■ WHAT TO DO
When you repeat the records, keep every word exact and drop each picture.

■ INPUT FOR THIS TASK
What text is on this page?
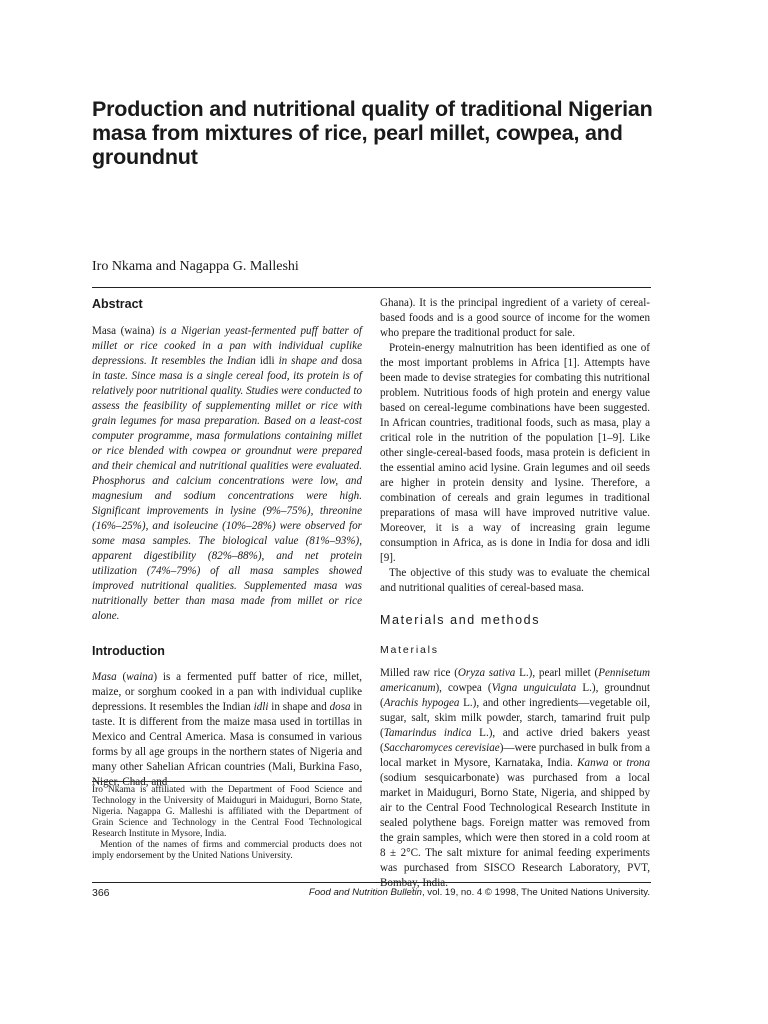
Production and nutritional quality of traditional Nigerian masa from mixtures of rice, pearl millet, cowpea, and groundnut

Iro Nkama and Nagappa G. Malleshi

Abstract

Masa (waina) is a Nigerian yeast-fermented puff batter of millet or rice cooked in a pan with individual cuplike depressions. It resembles the Indian idli in shape and dosa in taste. Since masa is a single cereal food, its protein is of relatively poor nutritional quality. Studies were conducted to assess the feasibility of supplementing millet or rice with grain legumes for masa preparation. Based on a least-cost computer programme, masa formulations containing millet or rice blended with cowpea or groundnut were prepared and their chemical and nutritional qualities were evaluated. Phosphorus and calcium concentrations were low, and magnesium and sodium concentrations were high. Significant improvements in lysine (9%–75%), threonine (16%–25%), and isoleucine (10%–28%) were observed for some masa samples. The biological value (81%–93%), apparent digestibility (82%–88%), and net protein utilization (74%–79%) of all masa samples showed improved nutritional qualities. Supplemented masa was nutritionally better than masa made from millet or rice alone.

Introduction

Masa (waina) is a fermented puff batter of rice, millet, maize, or sorghum cooked in a pan with individual cuplike depressions. It resembles the Indian idli in shape and dosa in taste. It is different from the maize masa used in tortillas in Mexico and Central America. Masa is consumed in various forms by all age groups in the northern states of Nigeria and many other Sahelian African countries (Mali, Burkina Faso, Niger, Chad, and

Iro Nkama is affiliated with the Department of Food Science and Technology in the University of Maiduguri in Maiduguri, Borno State, Nigeria. Nagappa G. Malleshi is affiliated with the Department of Grain Science and Technology in the Central Food Technological Research Institute in Mysore, India.

Mention of the names of firms and commercial products does not imply endorsement by the United Nations University.

Ghana). It is the principal ingredient of a variety of cereal-based foods and is a good source of income for the women who prepare the traditional product for sale.

Protein-energy malnutrition has been identified as one of the most important problems in Africa [1]. Attempts have been made to devise strategies for combating this nutritional problem. Nutritious foods of high protein and energy value based on cereal-legume combinations have been suggested. In African countries, traditional foods, such as masa, play a critical role in the nutrition of the population [1–9]. Like other single-cereal-based foods, masa protein is deficient in the essential amino acid lysine. Grain legumes and oil seeds are higher in protein density and lysine. Therefore, a combination of cereals and grain legumes in traditional preparations of masa will have improved nutritive value. Moreover, it is a way of increasing grain legume consumption in Africa, as is done in India for dosa and idli [9].

The objective of this study was to evaluate the chemical and nutritional qualities of cereal-based masa.

Materials and methods
Materials

Milled raw rice (Oryza sativa L.), pearl millet (Pennisetum americanum), cowpea (Vigna unguiculata L.), groundnut (Arachis hypogea L.), and other ingredients—vegetable oil, sugar, salt, skim milk powder, starch, tamarind fruit pulp (Tamarindus indica L.), and active dried bakers yeast (Saccharomyces cerevisiae)—were purchased in bulk from a local market in Mysore, Karnataka, India. Kanwa or trona (sodium sesquicarbonate) was purchased from a local market in Maiduguri, Borno State, Nigeria, and shipped by air to the Central Food Technological Research Institute in sealed polythene bags. Foreign matter was removed from the grain samples, which were then stored in a cold room at 8 ± 2°C. The salt mixture for animal feeding experiments was purchased from SISCO Research Laboratory, PVT, Bombay, India.

366	Food and Nutrition Bulletin, vol. 19, no. 4 © 1998, The United Nations University.
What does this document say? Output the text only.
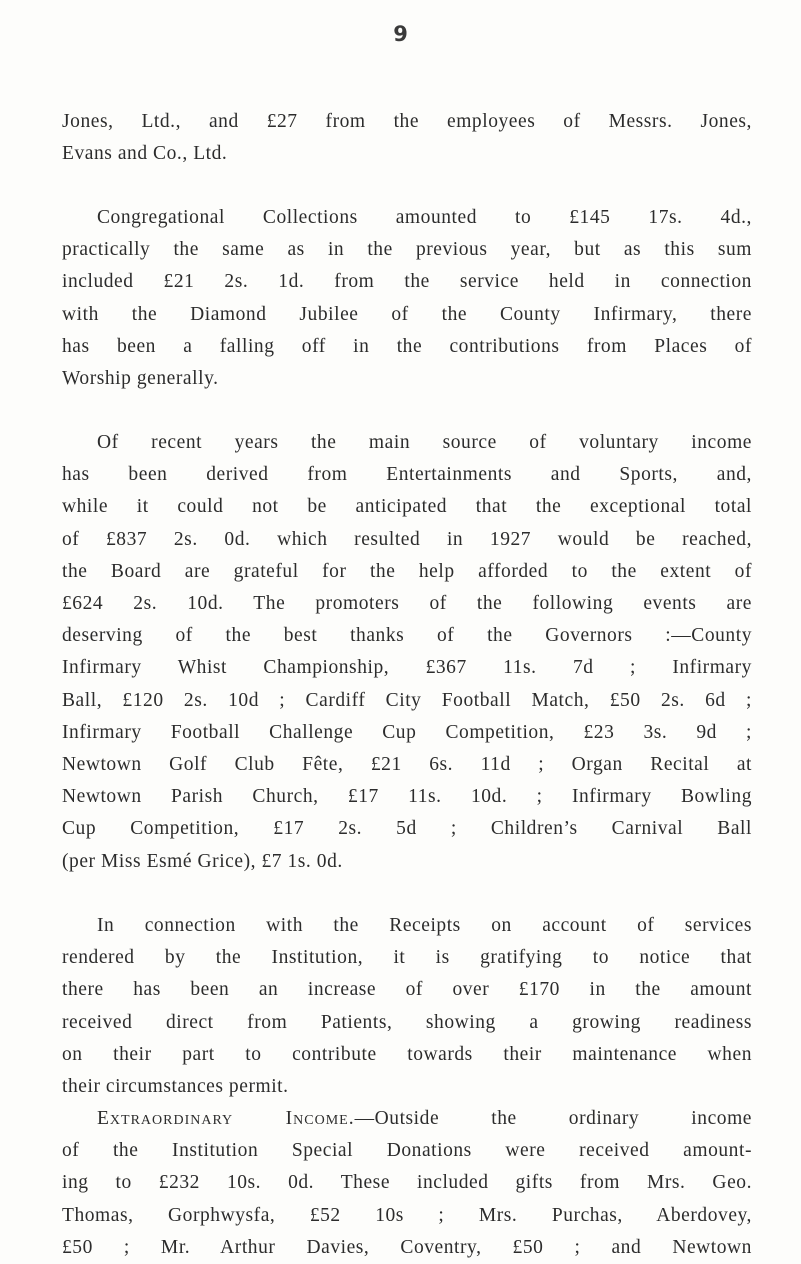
9
Jones, Ltd., and £27 from the employees of Messrs. Jones,
Evans and Co., Ltd.
Congregational Collections amounted to £145 17s. 4d.,
practically the same as in the previous year, but as this sum
included £21 2s. 1d. from the service held in connection
with the Diamond Jubilee of the County Infirmary, there
has been a falling off in the contributions from Places of
Worship generally.
Of recent years the main source of voluntary income
has been derived from Entertainments and Sports, and,
while it could not be anticipated that the exceptional total
of £837 2s. 0d. which resulted in 1927 would be reached,
the Board are grateful for the help afforded to the extent of
£624 2s. 10d. The promoters of the following events are
deserving of the best thanks of the Governors :—County
Infirmary Whist Championship, £367 11s. 7d ; Infirmary
Ball, £120 2s. 10d ; Cardiff City Football Match, £50 2s. 6d ;
Infirmary Football Challenge Cup Competition, £23 3s. 9d ;
Newtown Golf Club Fête, £21 6s. 11d ; Organ Recital at
Newtown Parish Church, £17 11s. 10d. ; Infirmary Bowling
Cup Competition, £17 2s. 5d ; Children’s Carnival Ball
(per Miss Esmé Grice), £7 1s. 0d.
In connection with the Receipts on account of services
rendered by the Institution, it is gratifying to notice that
there has been an increase of over £170 in the amount
received direct from Patients, showing a growing readiness
on their part to contribute towards their maintenance when
their circumstances permit.
Extraordinary Income.—Outside the ordinary income
of the Institution Special Donations were received amount-
ing to £232 10s. 0d. These included gifts from Mrs. Geo.
Thomas, Gorphwysfa, £52 10s ; Mrs. Purchas, Aberdovey,
£50 ; Mr. Arthur Davies, Coventry, £50 ; and Newtown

■ RESULT FOR THIS TASK
What text is on this page?
Production and nutritional quality of traditional Nigerian masa from mixtures of rice, pearl millet, cowpea, and groundnut

Iro Nkama and Nagappa G. Malleshi

Abstract

Masa (waina) is a Nigerian yeast-fermented puff batter of millet or rice cooked in a pan with individual cuplike depressions. It resembles the Indian idli in shape and dosa in taste. Since masa is a single cereal food, its protein is of relatively poor nutritional quality. Studies were conducted to assess the feasibility of supplementing millet or rice with grain legumes for masa preparation. Based on a least-cost computer programme, masa formulations containing millet or rice blended with cowpea or groundnut were prepared and their chemical and nutritional qualities were evaluated. Phosphorus and calcium concentrations were low, and magnesium and sodium concentrations were high. Significant improvements in lysine (9%–75%), threonine (16%–25%), and isoleucine (10%–28%) were observed for some masa samples. The biological value (81%–93%), apparent digestibility (82%–88%), and net protein utilization (74%–79%) of all masa samples showed improved nutritional qualities. Supplemented masa was nutritionally better than masa made from millet or rice alone.

Introduction

Masa (waina) is a fermented puff batter of rice, millet, maize, or sorghum cooked in a pan with individual cuplike depressions. It resembles the Indian idli in shape and dosa in taste. It is different from the maize masa used in tortillas in Mexico and Central America. Masa is consumed in various forms by all age groups in the northern states of Nigeria and many other Sahelian African countries (Mali, Burkina Faso, Niger, Chad, and

Iro Nkama is affiliated with the Department of Food Science and Technology in the University of Maiduguri in Maiduguri, Borno State, Nigeria. Nagappa G. Malleshi is affiliated with the Department of Grain Science and Technology in the Central Food Technological Research Institute in Mysore, India.

Mention of the names of firms and commercial products does not imply endorsement by the United Nations University.

Ghana). It is the principal ingredient of a variety of cereal-based foods and is a good source of income for the women who prepare the traditional product for sale.

Protein-energy malnutrition has been identified as one of the most important problems in Africa [1]. Attempts have been made to devise strategies for combating this nutritional problem. Nutritious foods of high protein and energy value based on cereal-legume combinations have been suggested. In African countries, traditional foods, such as masa, play a critical role in the nutrition of the population [1–9]. Like other single-cereal-based foods, masa protein is deficient in the essential amino acid lysine. Grain legumes and oil seeds are higher in protein density and lysine. Therefore, a combination of cereals and grain legumes in traditional preparations of masa will have improved nutritive value. Moreover, it is a way of increasing grain legume consumption in Africa, as is done in India for dosa and idli [9].

The objective of this study was to evaluate the chemical and nutritional qualities of cereal-based masa.

Materials and methods
Materials

Milled raw rice (Oryza sativa L.), pearl millet (Pennisetum americanum), cowpea (Vigna unguiculata L.), groundnut (Arachis hypogea L.), and other ingredients—vegetable oil, sugar, salt, skim milk powder, starch, tamarind fruit pulp (Tamarindus indica L.), and active dried bakers yeast (Saccharomyces cerevisiae)—were purchased in bulk from a local market in Mysore, Karnataka, India. Kanwa or trona (sodium sesquicarbonate) was purchased from a local market in Maiduguri, Borno State, Nigeria, and shipped by air to the Central Food Technological Research Institute in sealed polythene bags. Foreign matter was removed from the grain samples, which were then stored in a cold room at 8 ± 2°C. The salt mixture for animal feeding experiments was purchased from SISCO Research Laboratory, PVT, Bombay, India.

366	Food and Nutrition Bulletin, vol. 19, no. 4 © 1998, The United Nations University.
What does this document say? Output the text only.
9
Jones, Ltd., and £27 from the employees of Messrs. Jones,
Evans and Co., Ltd.
Congregational Collections amounted to £145 17s. 4d.,
practically the same as in the previous year, but as this sum
included £21 2s. 1d. from the service held in connection
with the Diamond Jubilee of the County Infirmary, there
has been a falling off in the contributions from Places of
Worship generally.
Of recent years the main source of voluntary income
has been derived from Entertainments and Sports, and,
while it could not be anticipated that the exceptional total
of £837 2s. 0d. which resulted in 1927 would be reached,
the Board are grateful for the help afforded to the extent of
£624 2s. 10d. The promoters of the following events are
deserving of the best thanks of the Governors :—County
Infirmary Whist Championship, £367 11s. 7d ; Infirmary
Ball, £120 2s. 10d ; Cardiff City Football Match, £50 2s. 6d ;
Infirmary Football Challenge Cup Competition, £23 3s. 9d ;
Newtown Golf Club Fête, £21 6s. 11d ; Organ Recital at
Newtown Parish Church, £17 11s. 10d. ; Infirmary Bowling
Cup Competition, £17 2s. 5d ; Children’s Carnival Ball
(per Miss Esmé Grice), £7 1s. 0d.
In connection with the Receipts on account of services
rendered by the Institution, it is gratifying to notice that
there has been an increase of over £170 in the amount
received direct from Patients, showing a growing readiness
on their part to contribute towards their maintenance when
their circumstances permit.
Extraordinary Income.—Outside the ordinary income
of the Institution Special Donations were received amount-
ing to £232 10s. 0d. These included gifts from Mrs. Geo.
Thomas, Gorphwysfa, £52 10s ; Mrs. Purchas, Aberdovey,
£50 ; Mr. Arthur Davies, Coventry, £50 ; and Newtown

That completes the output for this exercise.